── The data ──

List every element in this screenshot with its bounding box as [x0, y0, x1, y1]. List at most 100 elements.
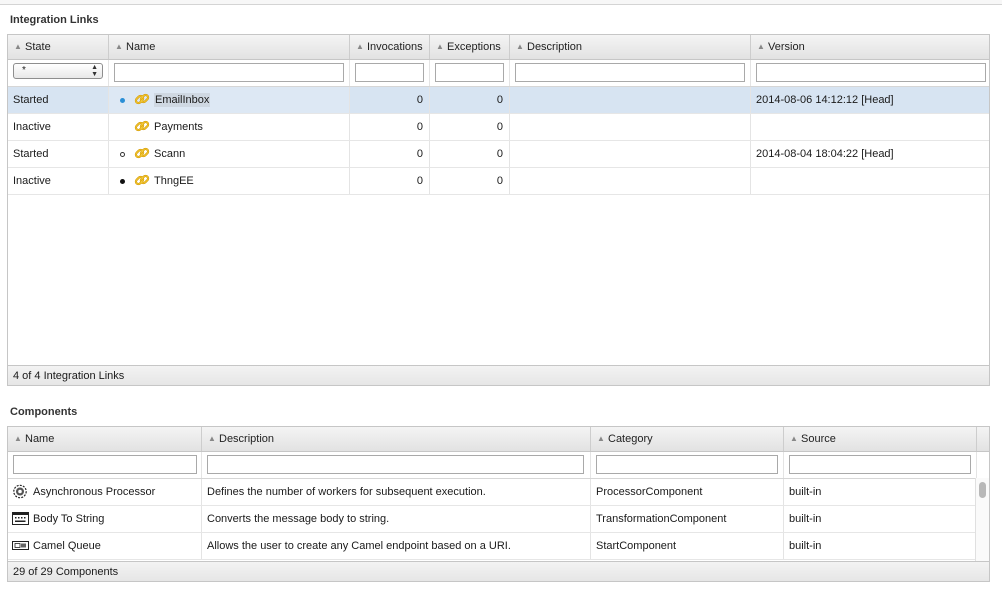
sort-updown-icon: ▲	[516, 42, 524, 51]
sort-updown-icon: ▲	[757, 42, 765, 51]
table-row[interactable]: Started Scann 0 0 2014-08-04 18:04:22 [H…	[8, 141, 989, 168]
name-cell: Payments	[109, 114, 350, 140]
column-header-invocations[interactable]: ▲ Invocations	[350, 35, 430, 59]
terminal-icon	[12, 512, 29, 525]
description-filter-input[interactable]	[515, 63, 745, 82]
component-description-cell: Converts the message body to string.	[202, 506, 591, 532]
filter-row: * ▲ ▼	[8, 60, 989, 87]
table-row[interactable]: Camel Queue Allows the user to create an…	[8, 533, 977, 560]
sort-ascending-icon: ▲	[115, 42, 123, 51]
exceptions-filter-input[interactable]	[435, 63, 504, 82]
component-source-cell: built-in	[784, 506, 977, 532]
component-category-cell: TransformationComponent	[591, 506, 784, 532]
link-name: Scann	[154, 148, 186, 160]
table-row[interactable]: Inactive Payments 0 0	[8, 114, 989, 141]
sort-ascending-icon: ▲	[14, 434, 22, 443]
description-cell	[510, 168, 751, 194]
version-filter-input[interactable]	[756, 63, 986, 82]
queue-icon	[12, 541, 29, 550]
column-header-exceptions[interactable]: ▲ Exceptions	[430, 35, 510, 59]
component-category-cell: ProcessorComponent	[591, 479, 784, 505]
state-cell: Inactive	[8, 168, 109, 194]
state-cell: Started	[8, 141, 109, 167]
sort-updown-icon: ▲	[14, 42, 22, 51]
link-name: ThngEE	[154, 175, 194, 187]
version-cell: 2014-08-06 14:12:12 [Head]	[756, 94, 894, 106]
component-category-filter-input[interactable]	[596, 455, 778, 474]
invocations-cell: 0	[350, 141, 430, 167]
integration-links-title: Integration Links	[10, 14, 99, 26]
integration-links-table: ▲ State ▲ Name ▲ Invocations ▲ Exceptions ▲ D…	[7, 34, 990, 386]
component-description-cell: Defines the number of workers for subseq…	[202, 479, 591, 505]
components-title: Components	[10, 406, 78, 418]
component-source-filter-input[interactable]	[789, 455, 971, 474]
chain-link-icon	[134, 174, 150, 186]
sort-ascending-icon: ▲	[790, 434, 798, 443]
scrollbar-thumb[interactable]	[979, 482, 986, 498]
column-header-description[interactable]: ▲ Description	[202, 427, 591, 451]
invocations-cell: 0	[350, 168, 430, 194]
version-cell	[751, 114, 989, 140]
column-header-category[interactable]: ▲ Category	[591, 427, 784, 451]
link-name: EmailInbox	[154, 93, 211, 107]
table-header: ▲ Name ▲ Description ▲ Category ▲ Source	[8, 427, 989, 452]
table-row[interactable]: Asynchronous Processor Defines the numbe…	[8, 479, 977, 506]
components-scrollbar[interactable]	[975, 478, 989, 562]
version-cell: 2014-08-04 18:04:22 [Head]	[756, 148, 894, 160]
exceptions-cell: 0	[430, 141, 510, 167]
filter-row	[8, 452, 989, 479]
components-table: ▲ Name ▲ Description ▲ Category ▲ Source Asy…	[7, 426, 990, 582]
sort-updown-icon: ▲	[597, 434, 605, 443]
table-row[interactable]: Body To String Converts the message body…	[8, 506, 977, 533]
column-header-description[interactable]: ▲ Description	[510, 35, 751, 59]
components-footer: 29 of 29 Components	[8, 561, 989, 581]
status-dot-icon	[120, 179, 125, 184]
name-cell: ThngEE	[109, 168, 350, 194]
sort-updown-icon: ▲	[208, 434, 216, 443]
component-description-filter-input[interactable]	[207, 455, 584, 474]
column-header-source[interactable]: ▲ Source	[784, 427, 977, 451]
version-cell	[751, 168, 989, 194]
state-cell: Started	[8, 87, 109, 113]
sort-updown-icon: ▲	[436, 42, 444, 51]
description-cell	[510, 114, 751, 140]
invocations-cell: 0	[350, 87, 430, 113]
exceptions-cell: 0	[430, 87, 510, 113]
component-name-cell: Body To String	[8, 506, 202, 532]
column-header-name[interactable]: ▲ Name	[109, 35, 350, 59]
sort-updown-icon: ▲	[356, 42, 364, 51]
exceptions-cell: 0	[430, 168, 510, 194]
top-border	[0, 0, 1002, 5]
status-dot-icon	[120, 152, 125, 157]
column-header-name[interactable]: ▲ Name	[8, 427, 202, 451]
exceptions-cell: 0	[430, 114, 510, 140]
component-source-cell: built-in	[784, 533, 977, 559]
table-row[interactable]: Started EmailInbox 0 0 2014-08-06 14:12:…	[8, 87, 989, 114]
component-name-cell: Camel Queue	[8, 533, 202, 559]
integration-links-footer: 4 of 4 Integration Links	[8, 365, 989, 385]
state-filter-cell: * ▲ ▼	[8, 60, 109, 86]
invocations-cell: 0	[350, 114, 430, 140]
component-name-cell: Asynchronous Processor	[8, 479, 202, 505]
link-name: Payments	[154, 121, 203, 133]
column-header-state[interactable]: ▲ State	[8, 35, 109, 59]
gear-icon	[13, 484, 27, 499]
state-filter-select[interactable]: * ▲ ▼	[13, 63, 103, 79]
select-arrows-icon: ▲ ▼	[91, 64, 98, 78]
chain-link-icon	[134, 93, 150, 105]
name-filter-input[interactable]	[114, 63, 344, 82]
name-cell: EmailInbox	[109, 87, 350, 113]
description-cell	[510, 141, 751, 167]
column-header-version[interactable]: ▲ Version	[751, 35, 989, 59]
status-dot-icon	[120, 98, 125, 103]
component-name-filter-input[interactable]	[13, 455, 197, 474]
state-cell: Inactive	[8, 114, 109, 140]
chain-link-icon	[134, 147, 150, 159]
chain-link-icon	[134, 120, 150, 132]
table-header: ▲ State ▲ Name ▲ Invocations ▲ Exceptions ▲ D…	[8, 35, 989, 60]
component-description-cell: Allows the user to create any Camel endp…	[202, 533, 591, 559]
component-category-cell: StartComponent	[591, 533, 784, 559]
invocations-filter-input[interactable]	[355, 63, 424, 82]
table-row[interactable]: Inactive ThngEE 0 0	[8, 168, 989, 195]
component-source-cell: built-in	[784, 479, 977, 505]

───
── The data ──

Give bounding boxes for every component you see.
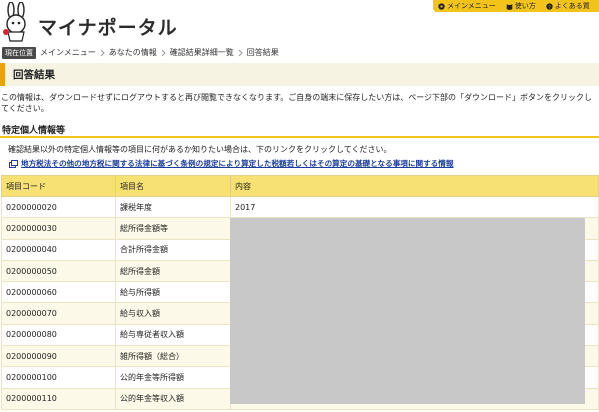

───

» **Required work**
Please change "table-row" to "grid-row" in the items from the line with "List every element" up to and including the line with "42, 123, 51]", and keep everything else in those lines the same. Give back only those lines, without the pictures.

» **Expected answer**
List every element in this screenshot with its bounding box as [x0, y0, x1, y1]. List at most 100 elements.
sort-updown-icon: ▲	[516, 42, 524, 51]
sort-updown-icon: ▲	[757, 42, 765, 51]
grid-row[interactable]: Started Scann 0 0 2014-08-04 18:04:22 [H…	[8, 141, 989, 168]
name-cell: Payments	[109, 114, 350, 140]
column-header-invocations[interactable]: ▲ Invocations	[350, 35, 430, 59]
terminal-icon	[12, 512, 29, 525]
description-filter-input[interactable]	[515, 63, 745, 82]
component-description-cell: Converts the message body to string.	[202, 506, 591, 532]
filter-row: * ▲ ▼	[8, 60, 989, 87]
grid-row[interactable]: Camel Queue Allows the user to create an…	[8, 533, 977, 560]
sort-ascending-icon: ▲	[115, 42, 123, 51]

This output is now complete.